• _Objective_
Only lines holding the string "this" are wanted; copy each one from the material.

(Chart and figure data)
....
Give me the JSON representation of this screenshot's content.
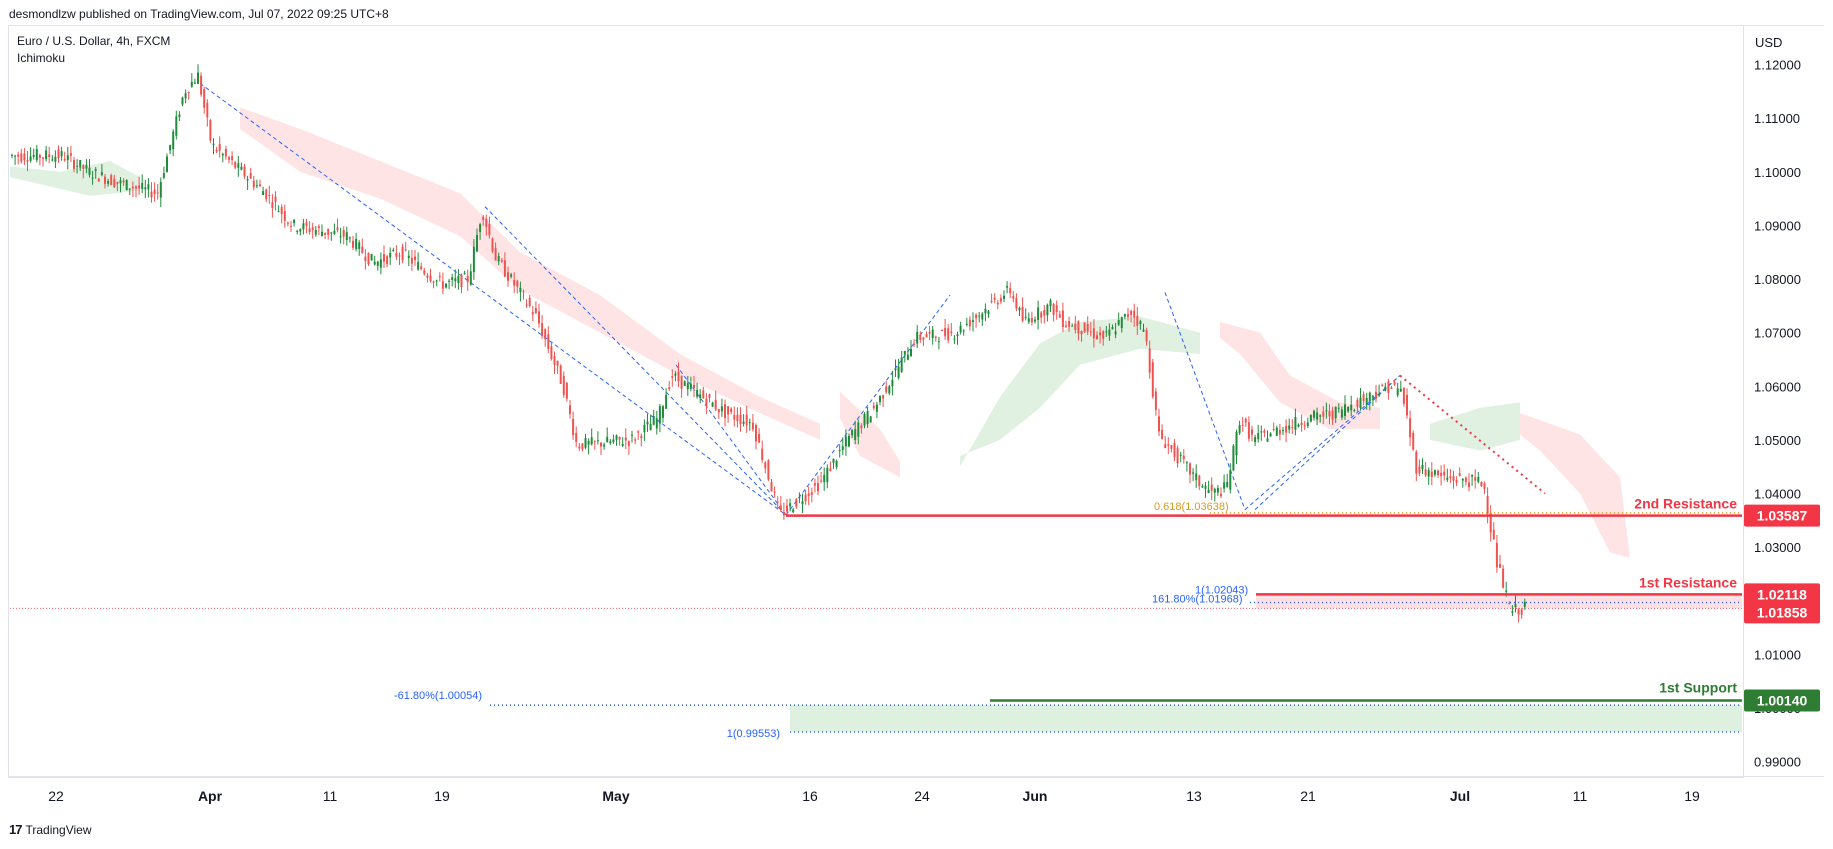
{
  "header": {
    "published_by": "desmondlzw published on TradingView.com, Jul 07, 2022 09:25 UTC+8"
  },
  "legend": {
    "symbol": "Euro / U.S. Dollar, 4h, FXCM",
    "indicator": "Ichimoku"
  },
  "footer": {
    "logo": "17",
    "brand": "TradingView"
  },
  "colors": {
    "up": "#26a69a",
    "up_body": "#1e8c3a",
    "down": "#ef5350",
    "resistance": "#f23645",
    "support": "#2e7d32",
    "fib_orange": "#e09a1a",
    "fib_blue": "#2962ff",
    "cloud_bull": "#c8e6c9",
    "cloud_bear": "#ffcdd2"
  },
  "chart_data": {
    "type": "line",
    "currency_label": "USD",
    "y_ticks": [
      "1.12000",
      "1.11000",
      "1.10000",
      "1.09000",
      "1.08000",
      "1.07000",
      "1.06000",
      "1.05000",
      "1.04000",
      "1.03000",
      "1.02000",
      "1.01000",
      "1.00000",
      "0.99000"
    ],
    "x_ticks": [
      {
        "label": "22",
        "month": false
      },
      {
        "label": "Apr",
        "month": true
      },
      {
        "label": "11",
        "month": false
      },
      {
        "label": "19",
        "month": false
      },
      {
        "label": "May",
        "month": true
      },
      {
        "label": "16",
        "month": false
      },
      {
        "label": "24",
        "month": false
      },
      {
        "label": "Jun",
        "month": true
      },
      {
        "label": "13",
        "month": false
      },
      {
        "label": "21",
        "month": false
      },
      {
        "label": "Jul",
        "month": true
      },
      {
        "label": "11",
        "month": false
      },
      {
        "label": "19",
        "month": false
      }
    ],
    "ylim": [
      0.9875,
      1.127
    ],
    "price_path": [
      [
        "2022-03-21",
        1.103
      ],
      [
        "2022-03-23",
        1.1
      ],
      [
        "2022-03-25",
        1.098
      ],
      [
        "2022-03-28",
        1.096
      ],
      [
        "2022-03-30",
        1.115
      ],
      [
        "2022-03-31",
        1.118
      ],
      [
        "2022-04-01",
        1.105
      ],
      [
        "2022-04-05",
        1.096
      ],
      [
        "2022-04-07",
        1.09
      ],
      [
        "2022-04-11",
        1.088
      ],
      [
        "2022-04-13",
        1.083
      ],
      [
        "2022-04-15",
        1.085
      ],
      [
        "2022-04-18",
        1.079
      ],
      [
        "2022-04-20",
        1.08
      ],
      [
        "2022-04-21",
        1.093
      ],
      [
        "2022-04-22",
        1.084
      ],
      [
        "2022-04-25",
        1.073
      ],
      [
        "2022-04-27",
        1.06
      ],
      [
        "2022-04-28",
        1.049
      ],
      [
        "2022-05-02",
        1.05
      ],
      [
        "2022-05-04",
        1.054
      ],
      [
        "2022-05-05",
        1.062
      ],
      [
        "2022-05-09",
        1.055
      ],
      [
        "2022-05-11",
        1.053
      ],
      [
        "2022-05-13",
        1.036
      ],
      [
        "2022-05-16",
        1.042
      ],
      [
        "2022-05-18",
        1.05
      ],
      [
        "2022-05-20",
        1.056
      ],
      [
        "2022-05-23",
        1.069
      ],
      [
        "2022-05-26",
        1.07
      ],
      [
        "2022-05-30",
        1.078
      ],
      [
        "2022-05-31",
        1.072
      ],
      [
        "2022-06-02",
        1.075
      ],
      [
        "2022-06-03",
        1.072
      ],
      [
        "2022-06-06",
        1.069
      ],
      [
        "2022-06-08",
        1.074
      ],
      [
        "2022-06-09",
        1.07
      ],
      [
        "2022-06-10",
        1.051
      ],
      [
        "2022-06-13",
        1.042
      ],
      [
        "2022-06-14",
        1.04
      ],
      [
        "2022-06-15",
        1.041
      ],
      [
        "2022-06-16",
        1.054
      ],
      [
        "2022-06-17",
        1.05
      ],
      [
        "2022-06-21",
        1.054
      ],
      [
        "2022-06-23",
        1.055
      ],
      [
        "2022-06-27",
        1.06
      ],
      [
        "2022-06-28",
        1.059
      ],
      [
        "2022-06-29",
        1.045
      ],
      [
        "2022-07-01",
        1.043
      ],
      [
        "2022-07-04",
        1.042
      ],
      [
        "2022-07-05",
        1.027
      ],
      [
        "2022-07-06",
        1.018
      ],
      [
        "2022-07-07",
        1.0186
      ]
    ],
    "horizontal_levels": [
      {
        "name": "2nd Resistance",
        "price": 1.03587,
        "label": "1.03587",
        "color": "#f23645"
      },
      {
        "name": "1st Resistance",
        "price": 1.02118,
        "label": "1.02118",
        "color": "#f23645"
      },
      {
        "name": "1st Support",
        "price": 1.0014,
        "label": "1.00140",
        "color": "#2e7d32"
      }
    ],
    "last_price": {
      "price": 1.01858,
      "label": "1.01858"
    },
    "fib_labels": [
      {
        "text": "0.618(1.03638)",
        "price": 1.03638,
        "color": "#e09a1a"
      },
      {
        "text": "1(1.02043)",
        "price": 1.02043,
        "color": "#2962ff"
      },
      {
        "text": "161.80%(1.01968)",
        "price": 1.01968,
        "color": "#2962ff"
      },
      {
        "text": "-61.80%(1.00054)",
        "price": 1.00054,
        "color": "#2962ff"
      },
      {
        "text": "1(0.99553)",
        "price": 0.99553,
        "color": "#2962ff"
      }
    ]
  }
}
....
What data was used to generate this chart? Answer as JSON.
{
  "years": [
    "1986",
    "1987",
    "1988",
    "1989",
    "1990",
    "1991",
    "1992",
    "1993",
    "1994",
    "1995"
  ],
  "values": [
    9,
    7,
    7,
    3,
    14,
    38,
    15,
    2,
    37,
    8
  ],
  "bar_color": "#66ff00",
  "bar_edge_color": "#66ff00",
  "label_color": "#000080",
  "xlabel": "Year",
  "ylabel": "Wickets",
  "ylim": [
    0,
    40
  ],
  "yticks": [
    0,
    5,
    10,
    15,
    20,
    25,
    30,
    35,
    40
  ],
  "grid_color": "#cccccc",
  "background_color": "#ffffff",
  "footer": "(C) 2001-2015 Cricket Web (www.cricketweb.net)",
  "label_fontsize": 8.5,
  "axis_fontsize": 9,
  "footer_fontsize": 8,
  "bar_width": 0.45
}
....
• _Complete output_
Give me the JSON representation of this screenshot's content.
What data was used to generate this chart? Answer as JSON.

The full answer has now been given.